**DO THIS:** Keep only the lines of the data below that contain "Quarter", and copy them.

**Stored data entries:**

>> Begin

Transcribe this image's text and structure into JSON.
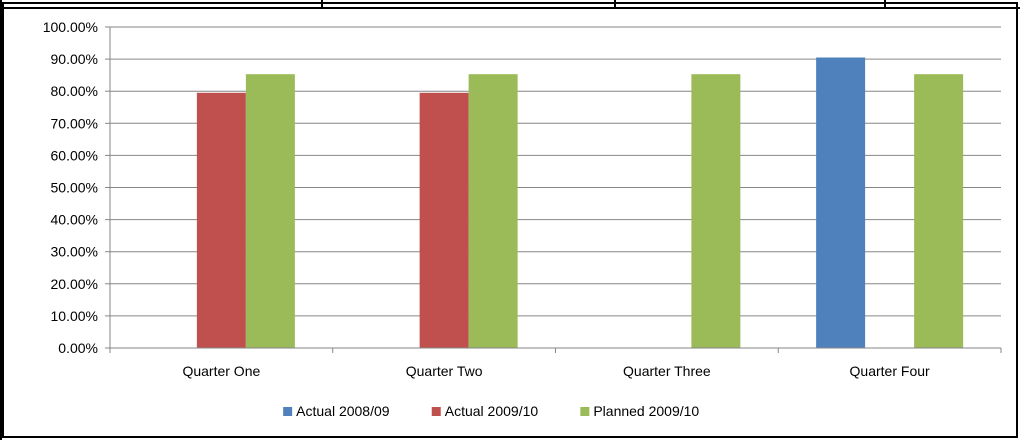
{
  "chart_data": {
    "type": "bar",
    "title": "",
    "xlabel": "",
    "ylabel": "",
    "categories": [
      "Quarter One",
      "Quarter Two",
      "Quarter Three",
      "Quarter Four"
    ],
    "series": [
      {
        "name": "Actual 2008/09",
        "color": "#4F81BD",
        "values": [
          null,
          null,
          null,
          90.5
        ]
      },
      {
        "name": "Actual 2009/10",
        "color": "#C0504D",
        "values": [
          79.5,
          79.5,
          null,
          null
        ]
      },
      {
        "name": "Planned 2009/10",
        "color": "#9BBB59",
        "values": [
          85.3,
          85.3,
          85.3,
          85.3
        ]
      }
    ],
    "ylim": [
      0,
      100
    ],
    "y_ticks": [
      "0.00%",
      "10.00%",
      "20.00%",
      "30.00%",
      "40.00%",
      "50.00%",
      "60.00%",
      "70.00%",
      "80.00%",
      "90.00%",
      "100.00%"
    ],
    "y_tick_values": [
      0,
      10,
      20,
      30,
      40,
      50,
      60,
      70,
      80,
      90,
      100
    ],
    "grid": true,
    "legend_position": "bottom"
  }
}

>> End

**ANSWER TO THIS TASK:**
      "Quarter One",
      "Quarter Two",
      "Quarter Three",
      "Quarter Four"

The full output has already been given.